------ DATA IN THIS EXERCISE

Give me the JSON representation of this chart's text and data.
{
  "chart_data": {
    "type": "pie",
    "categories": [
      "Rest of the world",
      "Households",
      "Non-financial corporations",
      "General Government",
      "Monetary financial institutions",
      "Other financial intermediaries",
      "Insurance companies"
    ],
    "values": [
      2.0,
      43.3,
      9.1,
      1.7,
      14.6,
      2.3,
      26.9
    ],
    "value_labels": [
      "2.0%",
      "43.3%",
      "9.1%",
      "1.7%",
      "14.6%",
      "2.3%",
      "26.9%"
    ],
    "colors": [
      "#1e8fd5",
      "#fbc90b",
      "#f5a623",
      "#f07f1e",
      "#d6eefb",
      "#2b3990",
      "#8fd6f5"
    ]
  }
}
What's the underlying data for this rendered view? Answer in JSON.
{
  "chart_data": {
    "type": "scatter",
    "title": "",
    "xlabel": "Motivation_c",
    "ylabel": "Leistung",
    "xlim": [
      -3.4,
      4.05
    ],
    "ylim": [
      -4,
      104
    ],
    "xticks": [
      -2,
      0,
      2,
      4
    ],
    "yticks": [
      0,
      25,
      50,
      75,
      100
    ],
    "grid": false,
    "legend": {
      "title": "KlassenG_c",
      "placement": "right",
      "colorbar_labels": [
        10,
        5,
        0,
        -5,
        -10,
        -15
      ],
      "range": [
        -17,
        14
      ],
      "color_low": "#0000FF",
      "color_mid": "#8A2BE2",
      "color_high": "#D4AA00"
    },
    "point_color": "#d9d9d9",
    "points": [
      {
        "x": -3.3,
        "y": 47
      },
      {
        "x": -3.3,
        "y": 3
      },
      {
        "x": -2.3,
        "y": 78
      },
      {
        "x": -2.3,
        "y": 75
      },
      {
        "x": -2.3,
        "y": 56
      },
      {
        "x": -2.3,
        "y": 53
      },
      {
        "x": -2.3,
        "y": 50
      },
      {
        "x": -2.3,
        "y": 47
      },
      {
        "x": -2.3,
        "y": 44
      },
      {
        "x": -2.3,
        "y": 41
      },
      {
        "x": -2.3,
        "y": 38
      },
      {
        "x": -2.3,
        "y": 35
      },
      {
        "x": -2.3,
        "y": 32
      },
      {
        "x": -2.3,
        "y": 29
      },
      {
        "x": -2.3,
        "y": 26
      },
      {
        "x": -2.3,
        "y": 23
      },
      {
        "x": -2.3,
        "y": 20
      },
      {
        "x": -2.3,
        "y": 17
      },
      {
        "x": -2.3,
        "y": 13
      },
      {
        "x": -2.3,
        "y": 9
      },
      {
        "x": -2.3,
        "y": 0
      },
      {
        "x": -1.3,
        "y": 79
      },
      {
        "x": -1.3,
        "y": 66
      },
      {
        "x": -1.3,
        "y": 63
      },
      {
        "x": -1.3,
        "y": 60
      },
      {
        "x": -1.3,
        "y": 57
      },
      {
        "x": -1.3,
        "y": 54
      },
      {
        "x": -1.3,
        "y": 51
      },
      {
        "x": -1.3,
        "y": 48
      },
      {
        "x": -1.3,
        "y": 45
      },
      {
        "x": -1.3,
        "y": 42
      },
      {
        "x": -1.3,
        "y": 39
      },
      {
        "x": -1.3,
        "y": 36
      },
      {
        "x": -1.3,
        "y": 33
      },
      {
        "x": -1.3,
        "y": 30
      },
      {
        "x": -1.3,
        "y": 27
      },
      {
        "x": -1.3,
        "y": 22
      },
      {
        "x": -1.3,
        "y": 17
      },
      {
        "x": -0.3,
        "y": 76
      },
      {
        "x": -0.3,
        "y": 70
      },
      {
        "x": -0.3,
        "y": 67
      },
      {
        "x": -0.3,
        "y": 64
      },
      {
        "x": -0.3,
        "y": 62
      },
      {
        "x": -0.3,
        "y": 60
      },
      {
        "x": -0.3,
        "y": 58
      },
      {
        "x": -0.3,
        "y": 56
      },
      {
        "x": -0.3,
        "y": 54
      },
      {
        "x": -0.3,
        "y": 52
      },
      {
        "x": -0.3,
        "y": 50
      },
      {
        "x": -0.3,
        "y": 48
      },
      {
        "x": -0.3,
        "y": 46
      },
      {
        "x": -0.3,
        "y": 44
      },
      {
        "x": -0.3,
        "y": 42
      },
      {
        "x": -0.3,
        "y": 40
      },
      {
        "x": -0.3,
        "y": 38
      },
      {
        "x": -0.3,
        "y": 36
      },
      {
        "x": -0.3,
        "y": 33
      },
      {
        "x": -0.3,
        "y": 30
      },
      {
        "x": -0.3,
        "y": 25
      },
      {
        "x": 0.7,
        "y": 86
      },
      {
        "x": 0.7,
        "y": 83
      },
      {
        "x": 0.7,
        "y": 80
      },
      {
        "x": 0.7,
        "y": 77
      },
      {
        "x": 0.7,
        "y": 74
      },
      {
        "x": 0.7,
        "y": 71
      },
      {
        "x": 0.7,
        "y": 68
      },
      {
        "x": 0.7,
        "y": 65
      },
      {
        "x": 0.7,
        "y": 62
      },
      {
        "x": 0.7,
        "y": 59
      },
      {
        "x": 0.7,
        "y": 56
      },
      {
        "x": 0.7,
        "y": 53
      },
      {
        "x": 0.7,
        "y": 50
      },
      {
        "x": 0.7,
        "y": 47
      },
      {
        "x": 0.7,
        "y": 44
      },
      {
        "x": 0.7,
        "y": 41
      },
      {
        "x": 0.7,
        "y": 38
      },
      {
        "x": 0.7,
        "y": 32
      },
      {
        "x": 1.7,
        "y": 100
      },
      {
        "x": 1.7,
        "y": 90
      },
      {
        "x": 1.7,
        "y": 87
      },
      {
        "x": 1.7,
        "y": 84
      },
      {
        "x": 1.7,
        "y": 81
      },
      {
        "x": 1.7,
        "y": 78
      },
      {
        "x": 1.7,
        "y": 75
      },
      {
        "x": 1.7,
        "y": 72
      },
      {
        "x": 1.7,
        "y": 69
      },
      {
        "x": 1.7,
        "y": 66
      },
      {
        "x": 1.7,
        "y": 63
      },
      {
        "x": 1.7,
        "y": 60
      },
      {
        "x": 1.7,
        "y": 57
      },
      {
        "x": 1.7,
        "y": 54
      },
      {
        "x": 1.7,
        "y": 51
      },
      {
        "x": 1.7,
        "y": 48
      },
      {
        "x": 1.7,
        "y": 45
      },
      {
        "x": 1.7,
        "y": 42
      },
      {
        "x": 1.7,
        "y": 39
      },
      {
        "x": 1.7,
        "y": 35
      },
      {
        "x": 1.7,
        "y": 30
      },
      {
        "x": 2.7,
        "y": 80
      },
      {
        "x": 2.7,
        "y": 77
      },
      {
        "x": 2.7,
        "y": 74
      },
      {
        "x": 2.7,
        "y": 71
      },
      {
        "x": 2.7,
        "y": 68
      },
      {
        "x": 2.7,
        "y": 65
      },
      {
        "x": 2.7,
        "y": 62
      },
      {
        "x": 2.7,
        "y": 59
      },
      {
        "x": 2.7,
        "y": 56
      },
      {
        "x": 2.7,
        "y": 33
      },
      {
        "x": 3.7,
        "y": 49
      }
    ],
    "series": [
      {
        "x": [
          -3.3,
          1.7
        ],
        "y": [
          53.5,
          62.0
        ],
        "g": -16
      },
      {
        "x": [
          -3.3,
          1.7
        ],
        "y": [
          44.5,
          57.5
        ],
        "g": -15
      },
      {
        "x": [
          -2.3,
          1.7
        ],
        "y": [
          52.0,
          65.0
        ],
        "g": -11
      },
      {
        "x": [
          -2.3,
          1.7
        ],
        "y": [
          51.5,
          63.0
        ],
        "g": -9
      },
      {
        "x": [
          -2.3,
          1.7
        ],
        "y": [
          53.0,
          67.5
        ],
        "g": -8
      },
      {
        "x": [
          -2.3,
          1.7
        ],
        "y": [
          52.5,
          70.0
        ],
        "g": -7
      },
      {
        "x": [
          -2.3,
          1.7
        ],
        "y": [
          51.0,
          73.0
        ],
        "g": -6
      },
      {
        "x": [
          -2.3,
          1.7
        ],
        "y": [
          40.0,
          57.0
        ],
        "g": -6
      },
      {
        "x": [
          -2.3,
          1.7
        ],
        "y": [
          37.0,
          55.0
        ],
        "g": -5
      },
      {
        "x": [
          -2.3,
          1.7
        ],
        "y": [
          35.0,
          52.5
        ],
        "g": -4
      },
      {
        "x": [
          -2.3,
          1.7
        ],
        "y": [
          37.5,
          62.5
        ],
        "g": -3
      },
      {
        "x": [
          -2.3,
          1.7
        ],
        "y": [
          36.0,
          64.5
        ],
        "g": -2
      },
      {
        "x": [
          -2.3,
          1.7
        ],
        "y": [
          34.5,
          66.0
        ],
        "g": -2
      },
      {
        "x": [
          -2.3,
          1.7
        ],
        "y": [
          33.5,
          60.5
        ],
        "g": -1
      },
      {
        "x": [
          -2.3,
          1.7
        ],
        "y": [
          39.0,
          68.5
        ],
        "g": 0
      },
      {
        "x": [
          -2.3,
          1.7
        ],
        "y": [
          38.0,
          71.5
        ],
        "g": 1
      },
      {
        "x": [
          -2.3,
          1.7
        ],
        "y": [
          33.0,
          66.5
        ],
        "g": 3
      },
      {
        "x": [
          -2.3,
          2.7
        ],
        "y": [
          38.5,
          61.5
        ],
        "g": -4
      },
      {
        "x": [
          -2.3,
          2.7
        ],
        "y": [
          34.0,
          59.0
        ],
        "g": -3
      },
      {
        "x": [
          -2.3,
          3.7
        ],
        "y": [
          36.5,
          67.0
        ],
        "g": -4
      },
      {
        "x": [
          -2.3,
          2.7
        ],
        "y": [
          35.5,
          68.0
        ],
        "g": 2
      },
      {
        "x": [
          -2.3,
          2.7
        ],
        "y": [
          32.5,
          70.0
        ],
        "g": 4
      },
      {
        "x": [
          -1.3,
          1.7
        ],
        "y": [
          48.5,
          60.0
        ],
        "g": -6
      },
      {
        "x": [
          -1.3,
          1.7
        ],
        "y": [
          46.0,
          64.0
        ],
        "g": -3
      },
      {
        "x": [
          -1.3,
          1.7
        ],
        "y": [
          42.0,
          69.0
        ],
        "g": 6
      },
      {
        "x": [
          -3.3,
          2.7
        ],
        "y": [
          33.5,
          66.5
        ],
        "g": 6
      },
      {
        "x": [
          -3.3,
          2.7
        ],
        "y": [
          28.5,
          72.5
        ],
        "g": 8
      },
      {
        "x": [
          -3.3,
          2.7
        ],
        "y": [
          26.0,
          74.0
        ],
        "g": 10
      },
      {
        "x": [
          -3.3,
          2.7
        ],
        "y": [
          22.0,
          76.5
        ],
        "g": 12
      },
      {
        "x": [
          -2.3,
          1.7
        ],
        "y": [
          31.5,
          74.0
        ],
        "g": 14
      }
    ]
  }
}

------------

#### [OBJECTIVE]
Pick out the lines containing the string "JSON".

#### [RESULT OF THE TASK]
Give me the JSON representation of this chart's text and data.
What's the underlying data for this rendered view? Answer in JSON.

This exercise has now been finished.